-- start --

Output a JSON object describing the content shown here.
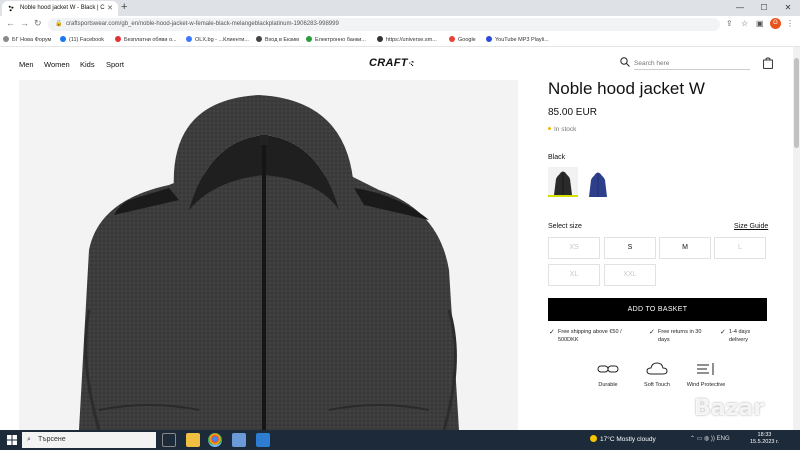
{
  "browser": {
    "tab_title": "Noble hood jacket W - Black | C",
    "url": "craftsportswear.com/gb_en/noble-hood-jacket-w-female-black-melangeblackplatinum-1906283-998999",
    "profile_initial": "G",
    "bookmarks": [
      {
        "label": "БГ Нова Форум",
        "color": "#8a8a8a"
      },
      {
        "label": "(11) Facebook",
        "color": "#1877f2"
      },
      {
        "label": "Безплатни обяви о...",
        "color": "#d33"
      },
      {
        "label": "OLX.bg - ...Клиенти...",
        "color": "#3a77ff"
      },
      {
        "label": "Вход в Екзим",
        "color": "#444"
      },
      {
        "label": "Електронно банки...",
        "color": "#2a9d3a"
      },
      {
        "label": "https://universe.sm...",
        "color": "#333"
      },
      {
        "label": "Google",
        "color": "#ea4335"
      },
      {
        "label": "YouTube MP3 Playli...",
        "color": "#2b4bd6"
      }
    ]
  },
  "site": {
    "nav": [
      "Men",
      "Women",
      "Kids",
      "Sport"
    ],
    "logo": "CRAFT",
    "search_placeholder": "Search here"
  },
  "product": {
    "title": "Noble hood jacket W",
    "price": "85.00 EUR",
    "stock": "In stock",
    "color_label": "Black",
    "swatches": [
      {
        "name": "Black",
        "color": "#2a2a2a"
      },
      {
        "name": "Blue",
        "color": "#2d3f8a"
      }
    ],
    "size_label": "Select size",
    "size_guide": "Size Guide",
    "sizes": [
      {
        "label": "XS",
        "available": false
      },
      {
        "label": "S",
        "available": true
      },
      {
        "label": "M",
        "available": true
      },
      {
        "label": "L",
        "available": false
      },
      {
        "label": "XL",
        "available": false
      },
      {
        "label": "XXL",
        "available": false
      }
    ],
    "add_to_basket": "ADD TO BASKET",
    "usps": [
      {
        "line1": "Free shipping above €50 /",
        "line2": "500DKK"
      },
      {
        "line1": "Free returns in 30",
        "line2": "days"
      },
      {
        "line1": "1-4 days",
        "line2": "delivery"
      }
    ],
    "features": [
      "Durable",
      "Soft Touch",
      "Wind Protective"
    ]
  },
  "taskbar": {
    "search_placeholder": "Търсене",
    "weather": "17°C  Mostly cloudy",
    "language": "ENG",
    "time": "18:33",
    "date": "15.5.2023 г."
  },
  "watermark": "Bazar",
  "colors": {
    "accent_underline": "#d4e000",
    "stock_dot": "#f5b800",
    "taskbar": "#1c2a3a"
  }
}
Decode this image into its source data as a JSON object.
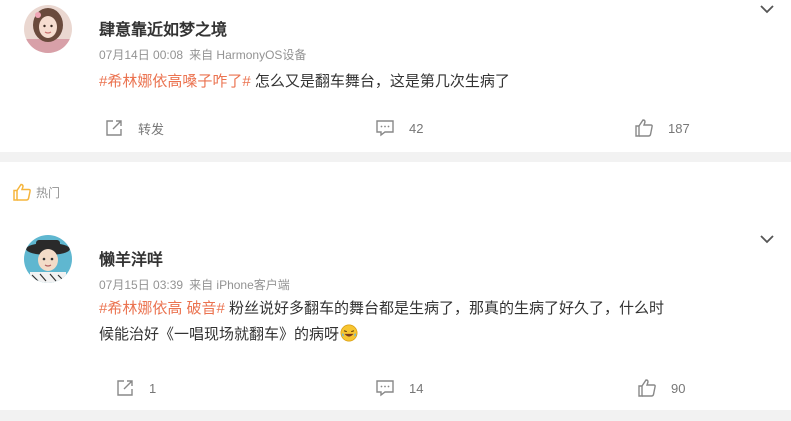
{
  "post1": {
    "username": "肆意靠近如梦之境",
    "time": "07月14日 00:08",
    "source": "来自 HarmonyOS设备",
    "tag": "#希林娜依高嗓子咋了#",
    "text": " 怎么又是翻车舞台，这是第几次生病了",
    "repost_label": "转发",
    "comment_count": "42",
    "like_count": "187"
  },
  "hot_section": {
    "label": "热门"
  },
  "post2": {
    "username": "懒羊洋咩",
    "time": "07月15日 03:39",
    "source": "来自 iPhone客户端",
    "tag": "#希林娜依高 破音#",
    "text_line1": " 粉丝说好多翻车的舞台都是生病了，那真的生病了好久了，什么时",
    "text_line2": "候能治好《一唱现场就翻车》的病呀",
    "repost_count": "1",
    "comment_count": "14",
    "like_count": "90"
  },
  "icons": {
    "repost": "share-arrow-icon",
    "comment": "comment-bubble-icon",
    "like": "thumbs-up-icon",
    "hot": "thumbs-up-outline-icon",
    "menu": "chevron-down-icon",
    "emoji": "laughing-crying-emoji-icon"
  },
  "colors": {
    "topic": "#eb7350",
    "meta": "#939393",
    "hot_icon": "#f5b53d",
    "separator": "#f2f2f2"
  }
}
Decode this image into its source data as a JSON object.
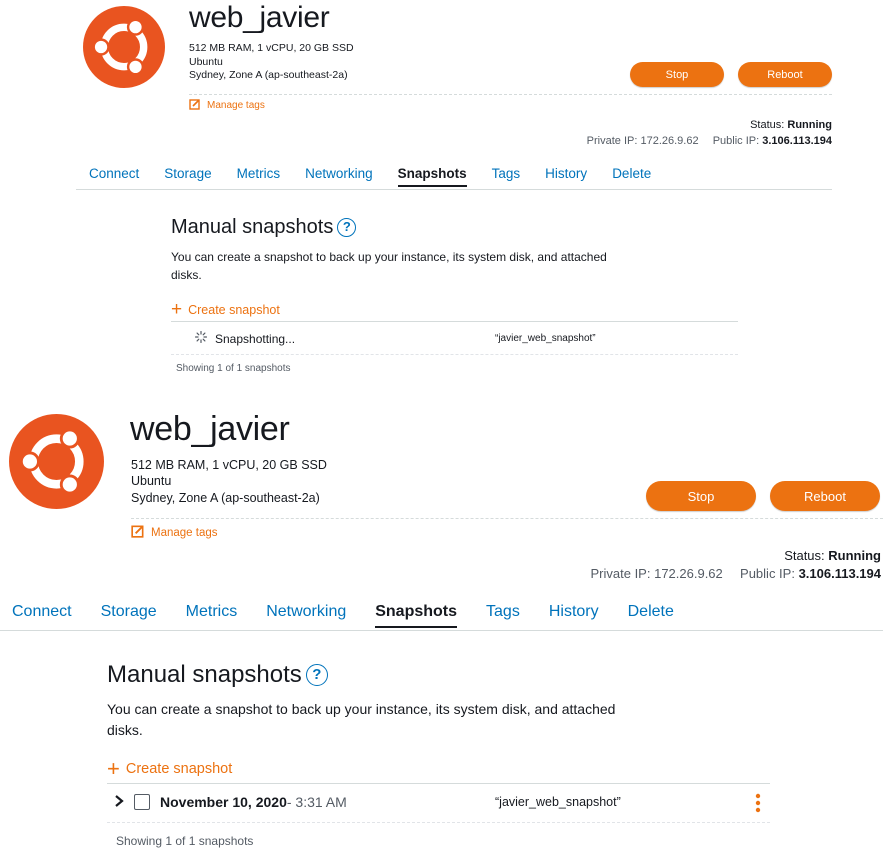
{
  "colors": {
    "accent": "#ec7211",
    "link": "#0073bb",
    "ubuntu": "#e95420",
    "text": "#16191f",
    "muted": "#545b64"
  },
  "instance": {
    "name": "web_javier",
    "specs": "512 MB RAM, 1 vCPU, 20 GB SSD",
    "os": "Ubuntu",
    "location": "Sydney, Zone A (ap-southeast-2a)",
    "manage_tags_label": "Manage tags",
    "stop_label": "Stop",
    "reboot_label": "Reboot",
    "status_label": "Status:",
    "status_value": "Running",
    "private_ip_label": "Private IP:",
    "private_ip": "172.26.9.62",
    "public_ip_label": "Public IP:",
    "public_ip": "3.106.113.194"
  },
  "tabs": [
    "Connect",
    "Storage",
    "Metrics",
    "Networking",
    "Snapshots",
    "Tags",
    "History",
    "Delete"
  ],
  "active_tab": "Snapshots",
  "snapshots_section": {
    "title": "Manual snapshots",
    "help_glyph": "?",
    "description_line1": "You can create a snapshot to back up your instance, its system disk, and attached",
    "description_line2": "disks.",
    "create_label": "Create snapshot",
    "showing": "Showing 1 of 1 snapshots"
  },
  "top_panel": {
    "row_status": "Snapshotting...",
    "row_name": "“javier_web_snapshot”"
  },
  "bottom_panel": {
    "row_date": "November 10, 2020",
    "row_time": " - 3:31 AM",
    "row_name": "“javier_web_snapshot”"
  },
  "icons": [
    "ubuntu-logo-icon",
    "edit-tag-icon",
    "help-icon",
    "plus-icon",
    "spinner-icon",
    "chevron-right-icon",
    "checkbox-icon",
    "kebab-menu-icon"
  ]
}
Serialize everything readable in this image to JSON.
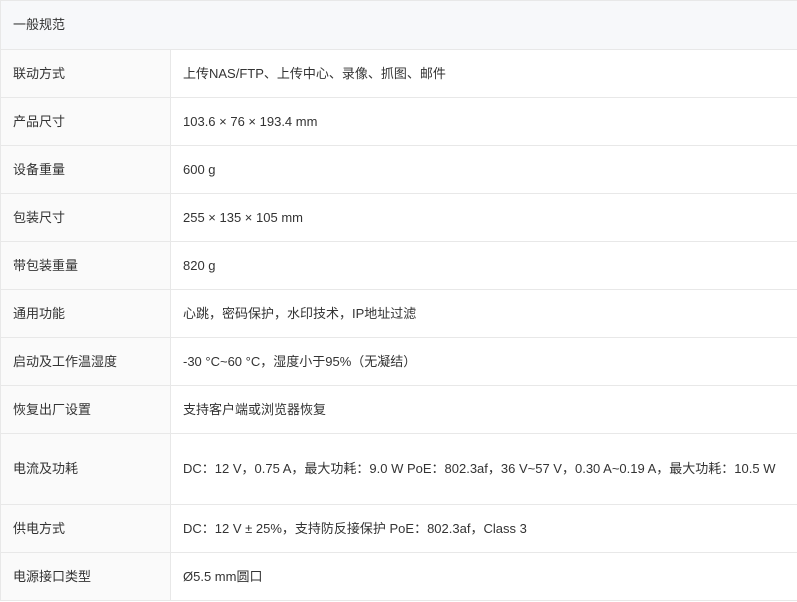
{
  "section": {
    "title": "一般规范"
  },
  "rows": [
    {
      "label": "联动方式",
      "value": "上传NAS/FTP、上传中心、录像、抓图、邮件"
    },
    {
      "label": "产品尺寸",
      "value": "103.6 × 76 × 193.4 mm"
    },
    {
      "label": "设备重量",
      "value": "600 g"
    },
    {
      "label": "包装尺寸",
      "value": "255 × 135 × 105 mm"
    },
    {
      "label": "带包装重量",
      "value": "820 g"
    },
    {
      "label": "通用功能",
      "value": "心跳，密码保护，水印技术，IP地址过滤"
    },
    {
      "label": "启动及工作温湿度",
      "value": "-30 °C~60 °C，湿度小于95%（无凝结）"
    },
    {
      "label": "恢复出厂设置",
      "value": "支持客户端或浏览器恢复"
    },
    {
      "label": "电流及功耗",
      "value": "DC：12 V，0.75 A，最大功耗：9.0 W PoE：802.3af，36 V~57 V，0.30 A~0.19 A，最大功耗：10.5 W"
    },
    {
      "label": "供电方式",
      "value": "DC：12 V ± 25%，支持防反接保护 PoE：802.3af，Class 3"
    },
    {
      "label": "电源接口类型",
      "value": "Ø5.5 mm圆口"
    }
  ]
}
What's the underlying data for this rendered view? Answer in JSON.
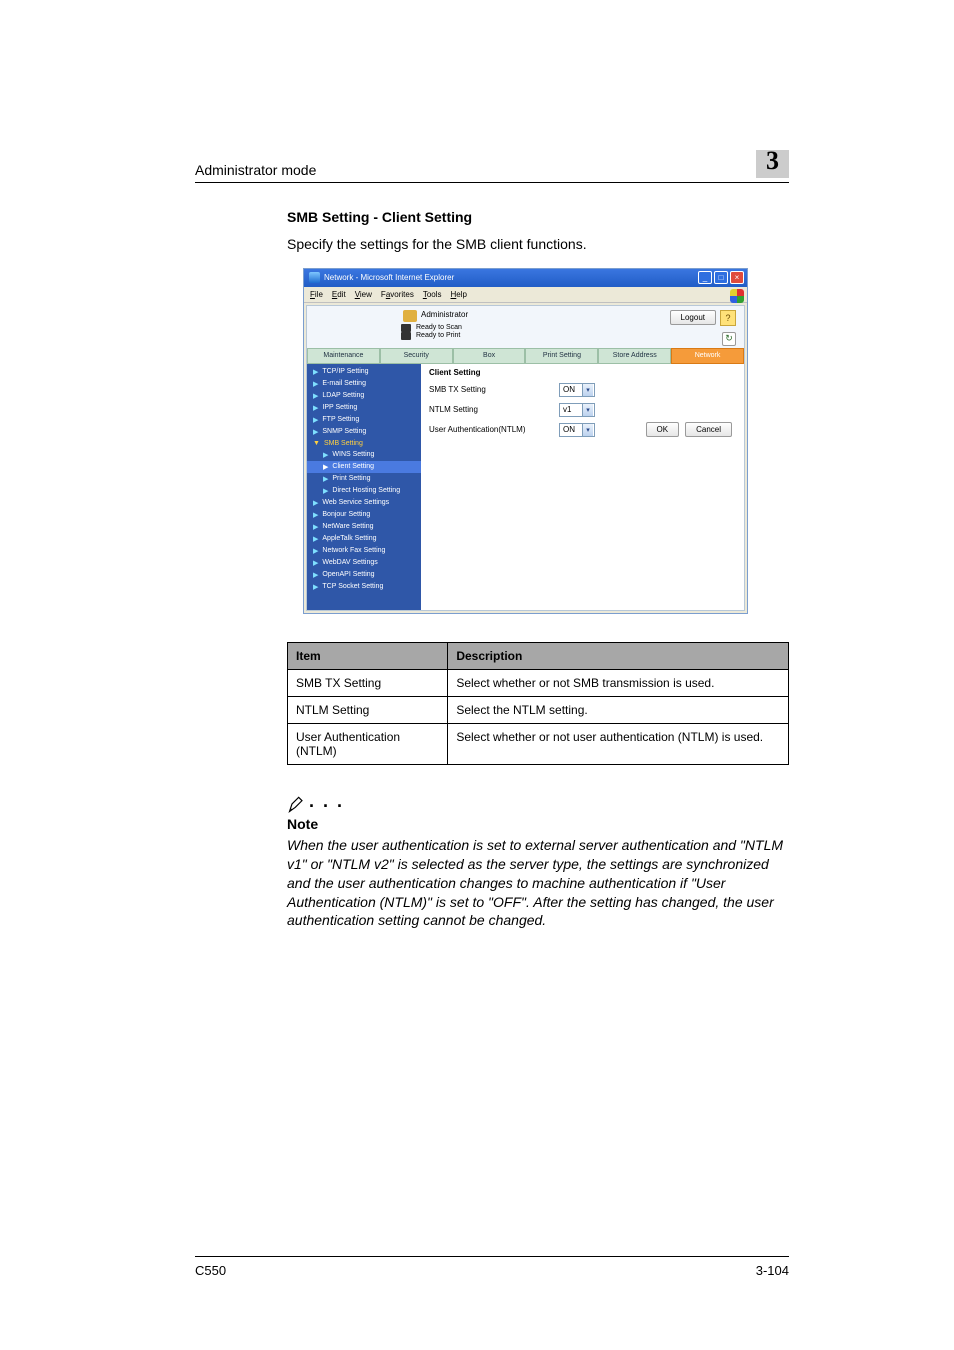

-- end --

**The exercise**: Examine the listing and say how many of its lines contain the string "thumbs". Give the number alone.

**Task solution**: 2